Chertoff, Dinh said, is “the perfect choice. He is tough. He is smart.”

Like Bernard Kerik, the former New York City police commissioner who was the administration’s first choice for the Homeland Security job, Chertoff once worked for former New York Mayor Rudolph W. Giuliani. He was an assistant U.S. attorney when Giuliani was the top federal prosecutor in New York in the 1980s.

Kerik’s nomination was derailed last month because of his failure to pay Social Security taxes for a nanny who might have been in the country illegally, among other problems.

As head of the criminal division at the Justice Department, Chertoff was an architect of many of the legal policies that the government implemented after Sept. 11, including helping to write the terror-fighting Patriot Act and revising Justice guidelines that made it easier for the FBI to monitor religious and political gatherings with undercover agents.

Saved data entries
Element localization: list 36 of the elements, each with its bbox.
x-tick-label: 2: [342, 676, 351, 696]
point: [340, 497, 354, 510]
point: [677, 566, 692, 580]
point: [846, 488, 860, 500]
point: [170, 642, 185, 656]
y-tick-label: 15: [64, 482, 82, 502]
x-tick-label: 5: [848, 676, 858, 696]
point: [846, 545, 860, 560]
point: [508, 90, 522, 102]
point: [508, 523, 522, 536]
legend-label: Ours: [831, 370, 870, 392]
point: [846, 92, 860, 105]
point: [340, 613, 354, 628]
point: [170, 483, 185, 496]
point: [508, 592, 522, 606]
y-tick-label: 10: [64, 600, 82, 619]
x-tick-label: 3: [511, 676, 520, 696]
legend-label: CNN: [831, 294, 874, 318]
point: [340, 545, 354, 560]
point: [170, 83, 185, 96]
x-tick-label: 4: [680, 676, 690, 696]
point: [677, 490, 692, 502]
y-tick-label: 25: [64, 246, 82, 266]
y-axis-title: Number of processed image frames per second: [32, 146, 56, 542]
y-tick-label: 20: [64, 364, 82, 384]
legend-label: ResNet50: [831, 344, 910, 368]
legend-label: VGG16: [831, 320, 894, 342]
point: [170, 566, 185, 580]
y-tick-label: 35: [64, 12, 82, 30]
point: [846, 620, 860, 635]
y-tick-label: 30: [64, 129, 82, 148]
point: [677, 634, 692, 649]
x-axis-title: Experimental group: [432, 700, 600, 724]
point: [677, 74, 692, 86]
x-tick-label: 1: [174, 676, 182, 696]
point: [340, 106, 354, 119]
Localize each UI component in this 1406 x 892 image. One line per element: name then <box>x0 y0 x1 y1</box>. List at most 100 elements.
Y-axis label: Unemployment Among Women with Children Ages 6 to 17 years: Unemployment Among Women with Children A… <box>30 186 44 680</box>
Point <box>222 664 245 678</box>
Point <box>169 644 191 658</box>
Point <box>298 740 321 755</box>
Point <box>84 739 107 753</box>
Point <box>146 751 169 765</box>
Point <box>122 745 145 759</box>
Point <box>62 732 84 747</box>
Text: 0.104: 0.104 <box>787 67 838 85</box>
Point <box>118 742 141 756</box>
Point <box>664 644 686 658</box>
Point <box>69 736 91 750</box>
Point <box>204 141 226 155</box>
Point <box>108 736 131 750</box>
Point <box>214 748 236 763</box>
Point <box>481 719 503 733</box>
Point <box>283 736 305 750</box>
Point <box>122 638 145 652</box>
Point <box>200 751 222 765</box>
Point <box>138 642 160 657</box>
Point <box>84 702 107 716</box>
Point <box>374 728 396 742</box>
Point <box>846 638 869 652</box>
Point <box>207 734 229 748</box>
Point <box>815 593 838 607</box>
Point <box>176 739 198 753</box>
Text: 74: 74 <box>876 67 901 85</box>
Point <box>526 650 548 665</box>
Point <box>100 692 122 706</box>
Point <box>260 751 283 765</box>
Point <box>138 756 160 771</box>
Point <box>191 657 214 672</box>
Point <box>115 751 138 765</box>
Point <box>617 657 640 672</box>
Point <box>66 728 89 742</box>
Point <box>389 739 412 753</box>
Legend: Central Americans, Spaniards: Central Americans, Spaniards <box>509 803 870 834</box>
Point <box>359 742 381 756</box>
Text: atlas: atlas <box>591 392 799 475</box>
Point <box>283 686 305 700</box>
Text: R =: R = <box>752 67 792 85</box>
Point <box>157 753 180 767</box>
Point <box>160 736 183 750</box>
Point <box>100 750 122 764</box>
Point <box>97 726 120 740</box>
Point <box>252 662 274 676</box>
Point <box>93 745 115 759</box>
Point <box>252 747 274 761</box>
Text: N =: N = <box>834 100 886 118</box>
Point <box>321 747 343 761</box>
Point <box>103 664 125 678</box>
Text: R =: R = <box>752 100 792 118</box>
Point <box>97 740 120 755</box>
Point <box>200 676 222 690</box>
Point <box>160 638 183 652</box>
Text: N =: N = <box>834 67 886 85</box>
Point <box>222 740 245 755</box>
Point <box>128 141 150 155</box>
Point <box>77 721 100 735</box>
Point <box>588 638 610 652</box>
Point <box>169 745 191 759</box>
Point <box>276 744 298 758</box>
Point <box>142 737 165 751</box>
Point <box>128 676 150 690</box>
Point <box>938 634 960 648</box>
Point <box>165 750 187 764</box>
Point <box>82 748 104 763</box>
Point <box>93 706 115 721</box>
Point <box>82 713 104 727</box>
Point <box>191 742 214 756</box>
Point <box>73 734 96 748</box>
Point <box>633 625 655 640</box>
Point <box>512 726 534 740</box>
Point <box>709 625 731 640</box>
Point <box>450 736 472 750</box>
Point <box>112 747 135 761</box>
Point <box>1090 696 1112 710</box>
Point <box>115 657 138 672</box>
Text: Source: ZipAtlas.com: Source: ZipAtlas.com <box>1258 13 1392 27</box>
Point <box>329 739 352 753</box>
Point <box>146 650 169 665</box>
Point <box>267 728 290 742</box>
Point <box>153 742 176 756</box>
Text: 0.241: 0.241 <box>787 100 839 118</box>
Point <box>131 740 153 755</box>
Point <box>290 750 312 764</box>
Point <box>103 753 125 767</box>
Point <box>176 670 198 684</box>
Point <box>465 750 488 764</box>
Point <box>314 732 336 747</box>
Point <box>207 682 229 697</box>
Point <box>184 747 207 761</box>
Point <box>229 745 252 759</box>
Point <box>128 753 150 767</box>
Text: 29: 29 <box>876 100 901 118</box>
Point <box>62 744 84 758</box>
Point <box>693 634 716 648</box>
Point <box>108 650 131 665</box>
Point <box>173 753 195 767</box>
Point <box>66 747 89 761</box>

* Goals *
• 1. Answer these questions using the passage about Chertoff:
(a) Who was the administration's first choice for the Homeland Security job?
(b) What position did Chertoff hold when Giuliani was the top federal prosecutor in New York?
(c) Which act did Chertoff help write?
• 2. Continue the passage about Chertoff from its final sentence.
The records have nothing to do with what you are asked to do here.

* Answers for the tasks *
• 1.
(a) Bernard Kerik
(b) Assistant U.S. attorney
(c) The Patriot Act

• 2.
While Ashcroft was comparing the war on terror with the department’s war on organized crime in the 1960s -- with investigators on the ground charged with taking preemptive steps to head off acts of terrorism -- it was left to Chertoff, the former mob-busting attorney in New York and New Jersey, to implement the strategy.

But he did not do so unquestioningly. He voiced concern about the legal rights of suspected terrorists, for example; he was adamant in his belief that the government should use a civilian court, rather than a military tribunal, to try the case of Zacarias Moussaoui, the former flight school student who is the only person charged by the government in connection with the Sept. 11 plot.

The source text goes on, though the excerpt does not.